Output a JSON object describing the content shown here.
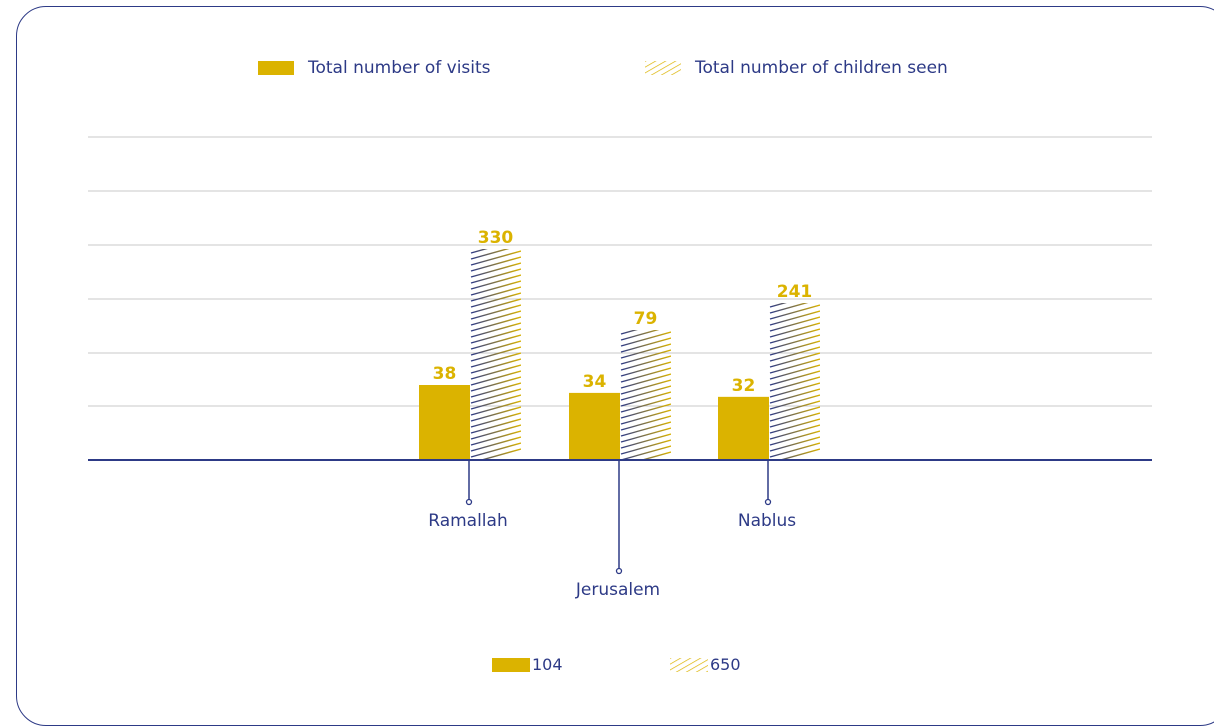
{
  "legend": {
    "visits_label": "Total number of visits",
    "children_label": "Total number of children seen"
  },
  "totals": {
    "visits": "104",
    "children": "650"
  },
  "colors": {
    "gold": "#dbb300",
    "navy": "#2d3a86",
    "grid": "#c8c8c8"
  },
  "chart_data": {
    "type": "bar",
    "categories": [
      "Ramallah",
      "Jerusalem",
      "Nablus"
    ],
    "series": [
      {
        "name": "Total number of visits",
        "values": [
          38,
          34,
          32
        ],
        "style": "solid"
      },
      {
        "name": "Total number of children seen",
        "values": [
          330,
          79,
          241
        ],
        "style": "hatched"
      }
    ],
    "grid": true,
    "legend_position": "top"
  }
}
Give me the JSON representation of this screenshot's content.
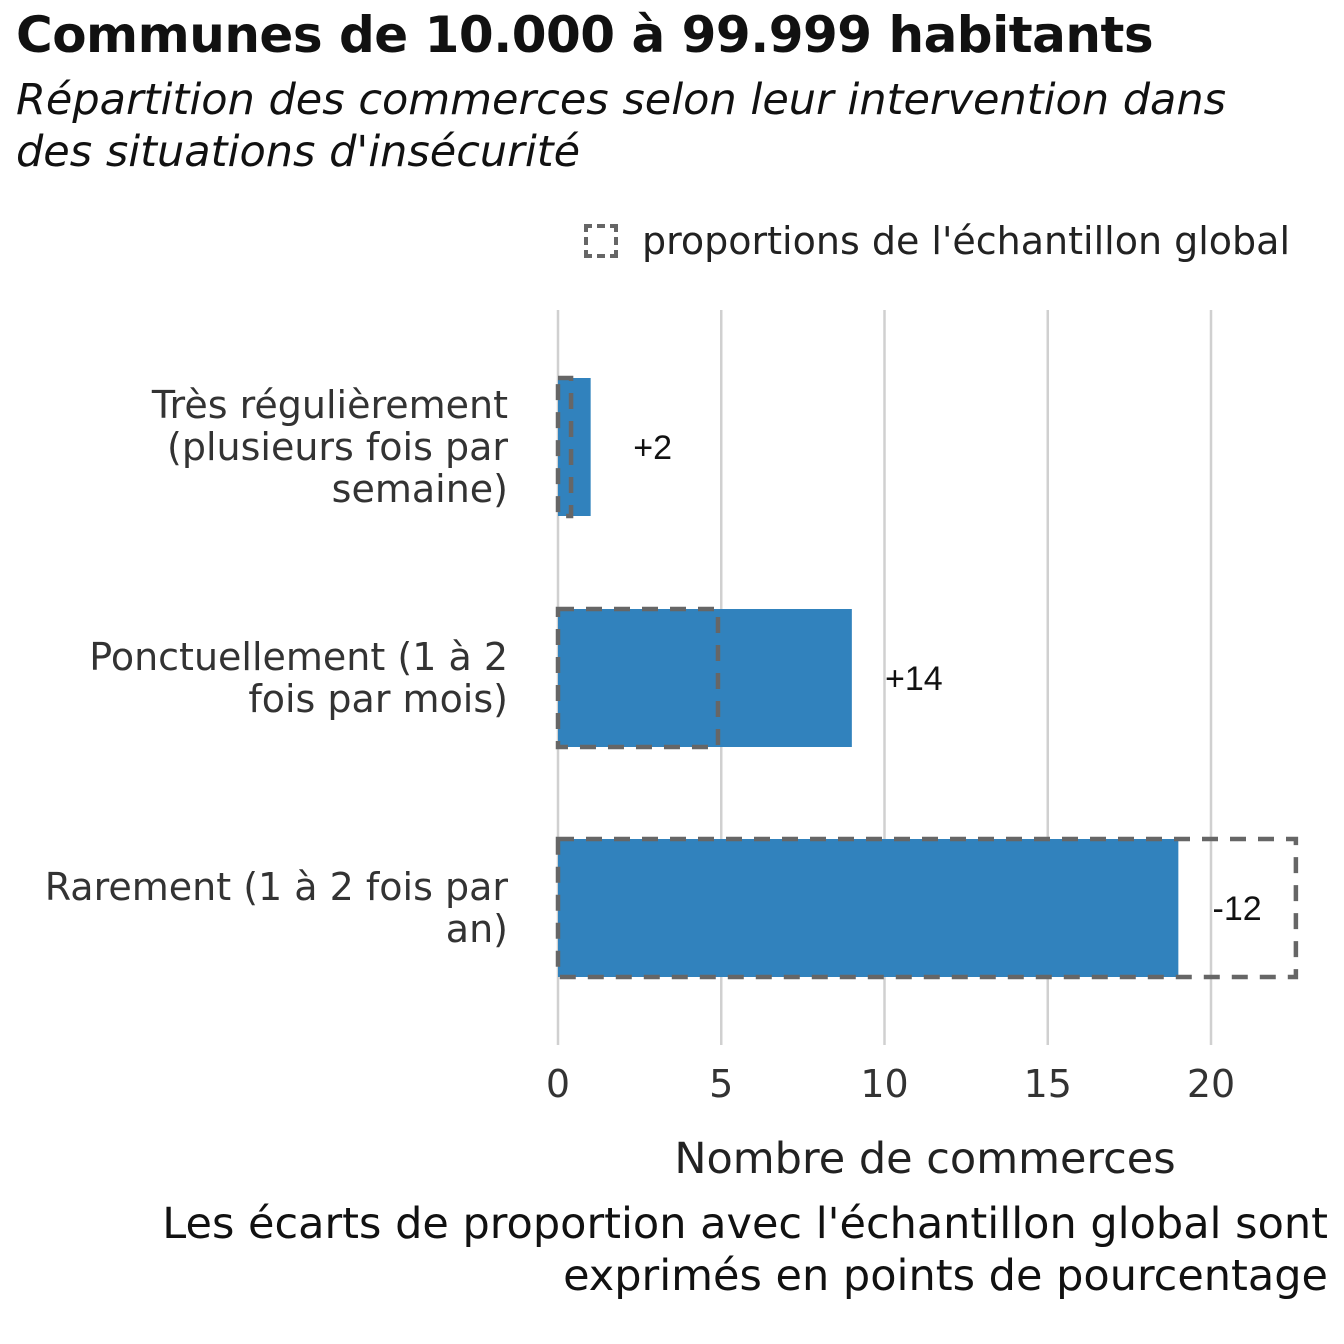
{
  "title": "Communes de 10.000 à 99.999 habitants",
  "subtitle": "Répartition des commerces selon leur intervention dans des situations d'insécurité",
  "legend": {
    "label": "proportions de l'échantillon global"
  },
  "caption": "Les écarts de proportion avec l'échantillon global sont exprimés en points de pourcentage",
  "chart_data": {
    "type": "bar",
    "orientation": "horizontal",
    "xlabel": "Nombre de commerces",
    "xlim": [
      0,
      23
    ],
    "x_ticks": [
      0,
      5,
      10,
      15,
      20
    ],
    "grid": true,
    "legend_position": "top-right",
    "bar_color": "#3182bd",
    "reference_color": "#666666",
    "categories": [
      [
        "Très régulièrement",
        "(plusieurs fois par",
        "semaine)"
      ],
      [
        "Ponctuellement (1 à 2",
        "fois par mois)"
      ],
      [
        "Rarement (1 à 2 fois par",
        "an)"
      ]
    ],
    "series": [
      {
        "values": [
          1,
          9,
          19
        ]
      },
      {
        "name": "proportions de l'échantillon global",
        "values": [
          0.4,
          4.9,
          22.6
        ]
      }
    ],
    "data_labels": [
      "+2",
      "+14",
      "-12"
    ]
  }
}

- **Exercise description**
Write the listing out a second time exactly, dropping all images.

- **Full solution**
Output a JSON object describing the content shown here.
{
  "legend": {
    "visits_label": "Total number of visits",
    "children_label": "Total number of children seen"
  },
  "totals": {
    "visits": "104",
    "children": "650"
  },
  "colors": {
    "gold": "#dbb300",
    "navy": "#2d3a86",
    "grid": "#c8c8c8"
  },
  "chart_data": {
    "type": "bar",
    "categories": [
      "Ramallah",
      "Jerusalem",
      "Nablus"
    ],
    "series": [
      {
        "name": "Total number of visits",
        "values": [
          38,
          34,
          32
        ],
        "style": "solid"
      },
      {
        "name": "Total number of children seen",
        "values": [
          330,
          79,
          241
        ],
        "style": "hatched"
      }
    ],
    "grid": true,
    "legend_position": "top"
  }
}
Give me the JSON representation of this screenshot's content.
{
  "title": "Communes de 10.000 à 99.999 habitants",
  "subtitle": "Répartition des commerces selon leur intervention dans des situations d'insécurité",
  "legend": {
    "label": "proportions de l'échantillon global"
  },
  "caption": "Les écarts de proportion avec l'échantillon global sont exprimés en points de pourcentage",
  "chart_data": {
    "type": "bar",
    "orientation": "horizontal",
    "xlabel": "Nombre de commerces",
    "xlim": [
      0,
      23
    ],
    "x_ticks": [
      0,
      5,
      10,
      15,
      20
    ],
    "grid": true,
    "legend_position": "top-right",
    "bar_color": "#3182bd",
    "reference_color": "#666666",
    "categories": [
      [
        "Très régulièrement",
        "(plusieurs fois par",
        "semaine)"
      ],
      [
        "Ponctuellement (1 à 2",
        "fois par mois)"
      ],
      [
        "Rarement (1 à 2 fois par",
        "an)"
      ]
    ],
    "series": [
      {
        "values": [
          1,
          9,
          19
        ]
      },
      {
        "name": "proportions de l'échantillon global",
        "values": [
          0.4,
          4.9,
          22.6
        ]
      }
    ],
    "data_labels": [
      "+2",
      "+14",
      "-12"
    ]
  }
}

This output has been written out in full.